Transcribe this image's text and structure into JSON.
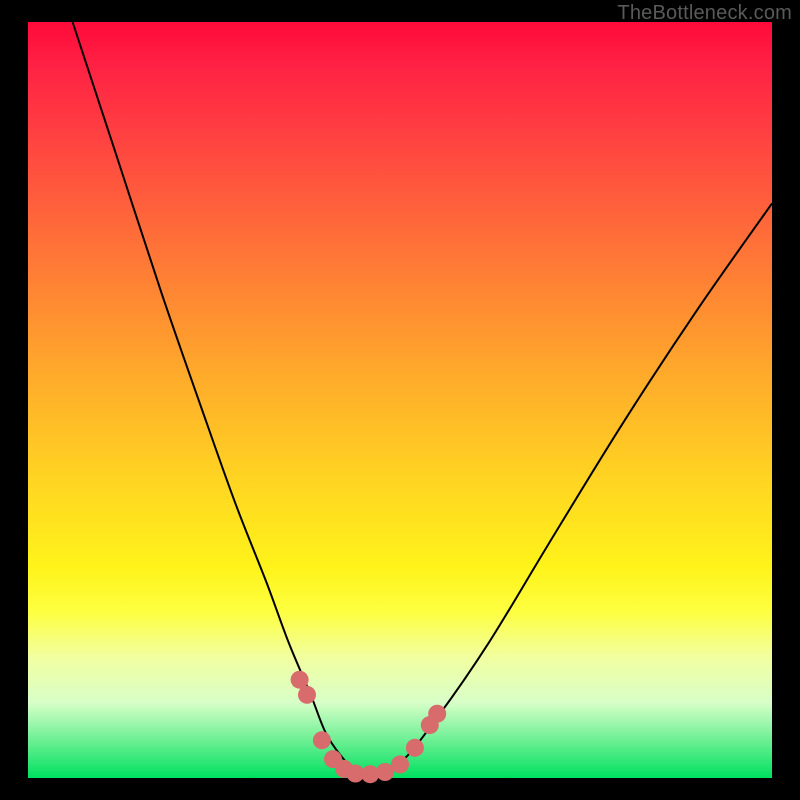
{
  "watermark": "TheBottleneck.com",
  "colors": {
    "background": "#000000",
    "gradient_top": "#ff0a3a",
    "gradient_bottom": "#00e060",
    "curve": "#000000",
    "marker": "#d86b6b"
  },
  "chart_data": {
    "type": "line",
    "title": "",
    "xlabel": "",
    "ylabel": "",
    "xlim": [
      0,
      100
    ],
    "ylim": [
      0,
      100
    ],
    "grid": false,
    "note": "Axes unlabeled in image; x/y expressed as 0–100 percent of plot area. y=100 is top, y=0 is bottom.",
    "series": [
      {
        "name": "bottleneck-curve",
        "x": [
          6,
          12,
          18,
          24,
          28,
          32,
          35,
          38,
          40,
          42,
          44,
          46,
          50,
          55,
          62,
          70,
          80,
          90,
          100
        ],
        "y": [
          100,
          82,
          64,
          47,
          36,
          26,
          18,
          11,
          6,
          3,
          1,
          0.5,
          2,
          8,
          18,
          31,
          47,
          62,
          76
        ]
      }
    ],
    "markers": [
      {
        "x": 36.5,
        "y": 13
      },
      {
        "x": 37.5,
        "y": 11
      },
      {
        "x": 39.5,
        "y": 5
      },
      {
        "x": 41.0,
        "y": 2.5
      },
      {
        "x": 42.5,
        "y": 1.2
      },
      {
        "x": 44.0,
        "y": 0.6
      },
      {
        "x": 46.0,
        "y": 0.5
      },
      {
        "x": 48.0,
        "y": 0.8
      },
      {
        "x": 50.0,
        "y": 1.8
      },
      {
        "x": 52.0,
        "y": 4
      },
      {
        "x": 54.0,
        "y": 7
      },
      {
        "x": 55.0,
        "y": 8.5
      }
    ]
  }
}
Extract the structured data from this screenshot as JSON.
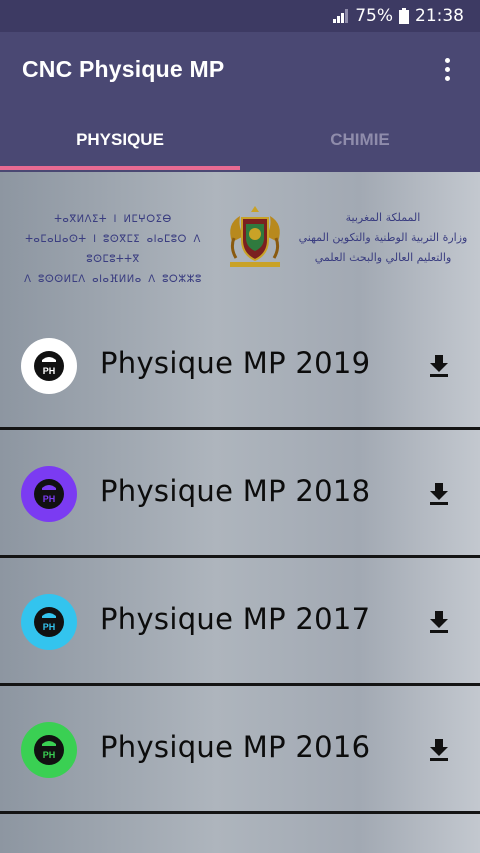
{
  "status_bar": {
    "battery": "75%",
    "time": "21:38",
    "signal_icon": "signal-icon",
    "battery_icon": "battery-icon"
  },
  "app_bar": {
    "title": "CNC Physique MP",
    "menu_icon": "more-vert-icon"
  },
  "tabs": [
    {
      "label": "PHYSIQUE",
      "selected": true
    },
    {
      "label": "CHIMIE",
      "selected": false
    }
  ],
  "colors": {
    "app_bar": "#4a4873",
    "status_bar": "#3d3a63",
    "indicator": "#e86a92"
  },
  "banner": {
    "tifinagh_lines": [
      "ⵜⴰⴳⵍⴷⵉⵜ ⵏ ⵍⵎⵖⵔⵉⴱ",
      "ⵜⴰⵎⴰⵡⴰⵙⵜ ⵏ ⵓⵙⴳⵎⵉ ⴰⵏⴰⵎⵓⵔ ⴷ ⵓⵙⵎⵓⵜⵜⴳ",
      "ⴷ ⵓⵙⵙⵍⵎⴷ ⴰⵏⴰⴼⵍⵍⴰ ⴷ ⵓⵔⵣⵣⵓ"
    ],
    "arabic_lines": [
      "المملكة المغربية",
      "وزارة التربية الوطنية والتكوين المهني",
      "والتعليم العالي والبحث العلمي"
    ],
    "emblem_icon": "moroccan-coat-of-arms-icon"
  },
  "items": [
    {
      "label": "Physique MP 2019",
      "badge_color": "#ffffff",
      "icon": "ph-flask-icon",
      "action_icon": "download-icon"
    },
    {
      "label": "Physique MP 2018",
      "badge_color": "#7b3bf2",
      "icon": "ph-flask-icon",
      "action_icon": "download-icon"
    },
    {
      "label": "Physique MP 2017",
      "badge_color": "#33c4ee",
      "icon": "ph-flask-icon",
      "action_icon": "download-icon"
    },
    {
      "label": "Physique MP 2016",
      "badge_color": "#3ad053",
      "icon": "ph-flask-icon",
      "action_icon": "download-icon"
    }
  ]
}
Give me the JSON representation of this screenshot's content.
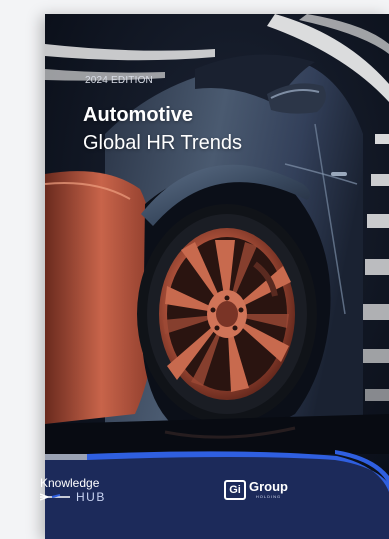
{
  "cover": {
    "edition": "2024 EDITION",
    "title_main": "Automotive",
    "title_sub": "Global HR Trends"
  },
  "footer": {
    "knowledge": "Knowledge",
    "hub": "HUB",
    "gi_mark": "Gi",
    "gi_word": "Group",
    "gi_holding": "HOLDING"
  },
  "colors": {
    "footer_navy": "#1c2a5a",
    "accent_blue": "#2f5fe0",
    "car_body": "#3a4658",
    "rim_copper": "#c8644a"
  }
}
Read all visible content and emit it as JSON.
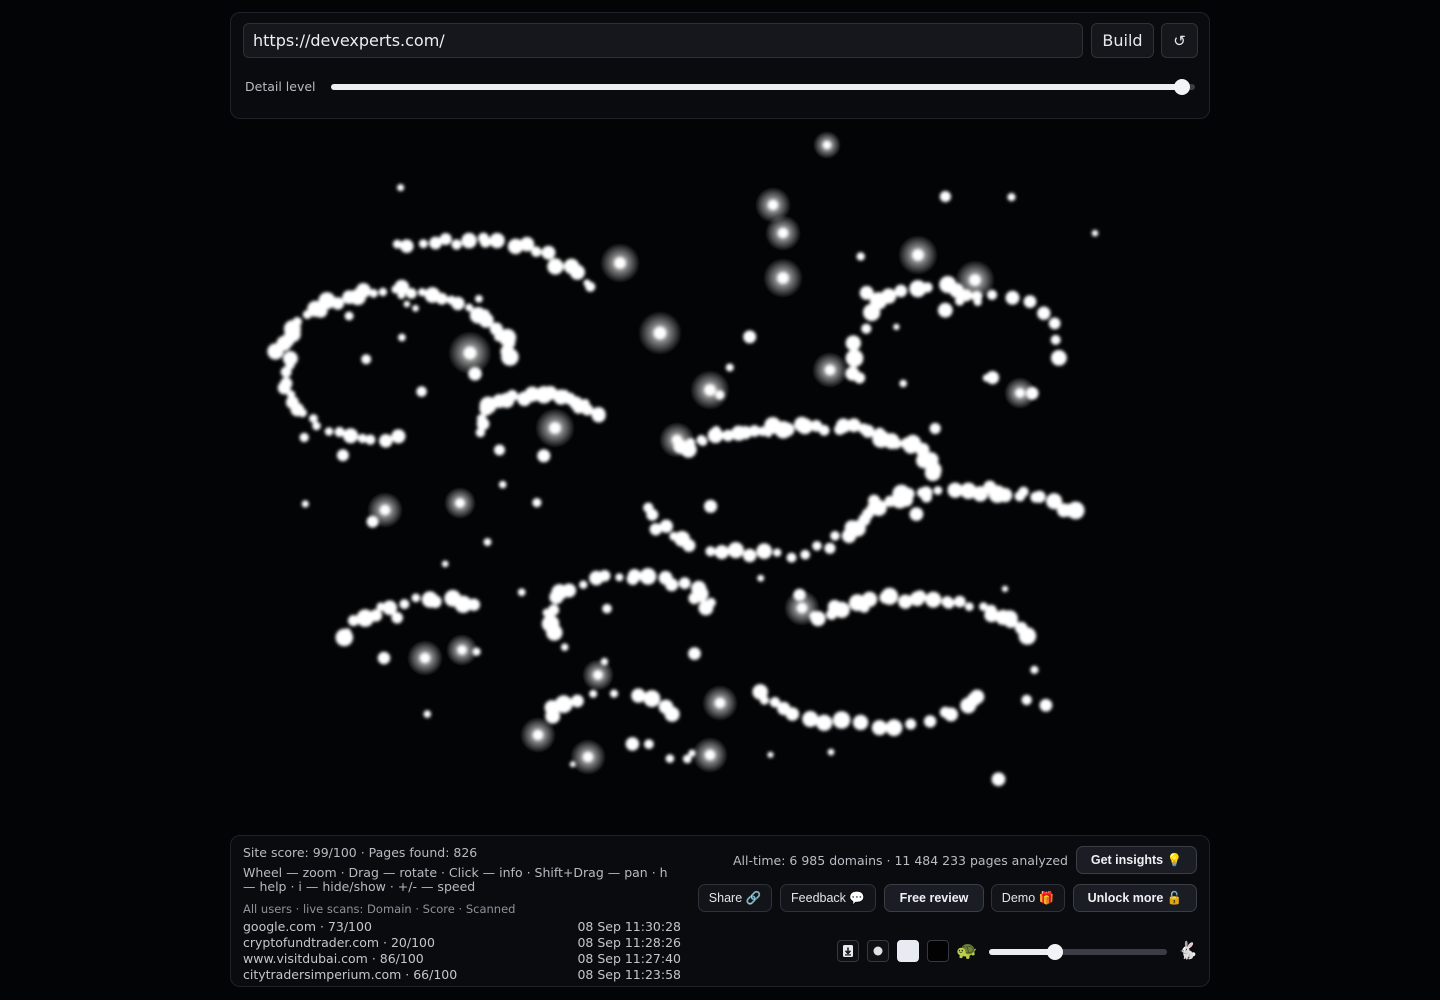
{
  "toolbar": {
    "url_value": "https://devexperts.com/",
    "build_label": "Build",
    "refresh_icon": "↺",
    "detail_label": "Detail level",
    "detail_level": 0.985
  },
  "stats": {
    "site_line": "Site score: 99/100 · Pages found: 826",
    "controls_help": "Wheel — zoom · Drag — rotate · Click — info · Shift+Drag — pan · h — help · i — hide/show · +/- — speed",
    "live_header": "All users · live scans: Domain · Score · Scanned",
    "all_time": "All-time: 6 985 domains · 11 484 233 pages analyzed"
  },
  "live_scans": [
    {
      "domain_score": "google.com · 73/100",
      "scanned": "08 Sep 11:30:28"
    },
    {
      "domain_score": "cryptofundtrader.com · 20/100",
      "scanned": "08 Sep 11:28:26"
    },
    {
      "domain_score": "www.visitdubai.com · 86/100",
      "scanned": "08 Sep 11:27:40"
    },
    {
      "domain_score": "citytradersimperium.com · 66/100",
      "scanned": "08 Sep 11:23:58"
    }
  ],
  "actions": {
    "insights": "Get insights 💡",
    "share": "Share 🔗",
    "feedback": "Feedback 💬",
    "free_review": "Free review",
    "demo": "Demo 🎁",
    "unlock": "Unlock more 🔓"
  },
  "playback": {
    "slow_icon": "🐢",
    "fast_icon": "🐇",
    "speed_level": 0.37
  },
  "colors": {
    "background": "#030406",
    "node": "#ffffff"
  }
}
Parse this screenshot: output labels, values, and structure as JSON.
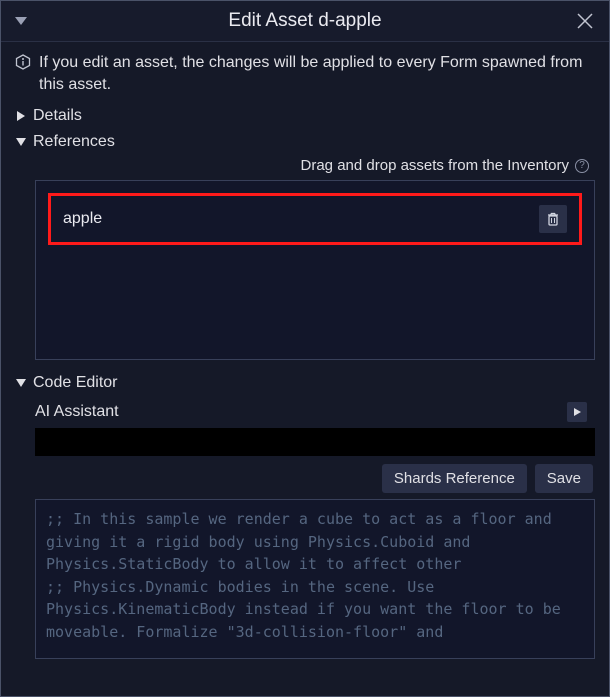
{
  "titlebar": {
    "title": "Edit Asset d-apple"
  },
  "info": {
    "text": "If you edit an asset, the changes will be applied to every Form spawned from this asset."
  },
  "sections": {
    "details": {
      "label": "Details",
      "expanded": false
    },
    "references": {
      "label": "References",
      "expanded": true,
      "hint": "Drag and drop assets from the Inventory",
      "items": [
        {
          "name": "apple"
        }
      ]
    },
    "code_editor": {
      "label": "Code Editor",
      "expanded": true,
      "ai_label": "AI Assistant",
      "buttons": {
        "shards_ref": "Shards Reference",
        "save": "Save"
      },
      "code": ";; In this sample we render a cube to act as a floor and giving it a rigid body using Physics.Cuboid and Physics.StaticBody to allow it to affect other\n;; Physics.Dynamic bodies in the scene. Use Physics.KinematicBody instead if you want the floor to be moveable. Formalize \"3d-collision-floor\" and"
    }
  }
}
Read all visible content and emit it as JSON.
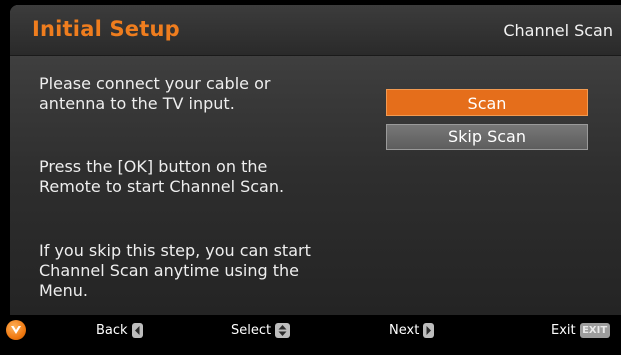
{
  "header": {
    "title": "Initial Setup",
    "breadcrumb": "Channel Scan"
  },
  "instructions": {
    "connect": "Please connect your cable or\nantenna to the TV input.",
    "press_ok": "Press the [OK] button on the\nRemote to start Channel Scan.",
    "skip_info": "If you skip this step, you can start\nChannel Scan anytime using the\nMenu."
  },
  "actions": {
    "scan_label": "Scan",
    "skip_label": "Skip Scan",
    "selected": "Scan"
  },
  "footer": {
    "logo_icon": "brand-logo-icon",
    "back_label": "Back",
    "back_icon": "arrow-left-key-icon",
    "select_label": "Select",
    "select_icon": "up-down-key-icon",
    "next_label": "Next",
    "next_icon": "arrow-right-key-icon",
    "exit_label": "Exit",
    "exit_key": "EXIT"
  },
  "colors": {
    "accent": "#ef7d1e",
    "button_selected": "#e56e1b",
    "button_normal": "#6a6a6a"
  }
}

**INSTRUCTIONS TO FOLLOW**
Of the lines above, how many hold the string "arrow"? Answer with only the number.

**ANSWER TO THIS PROBLEM**
2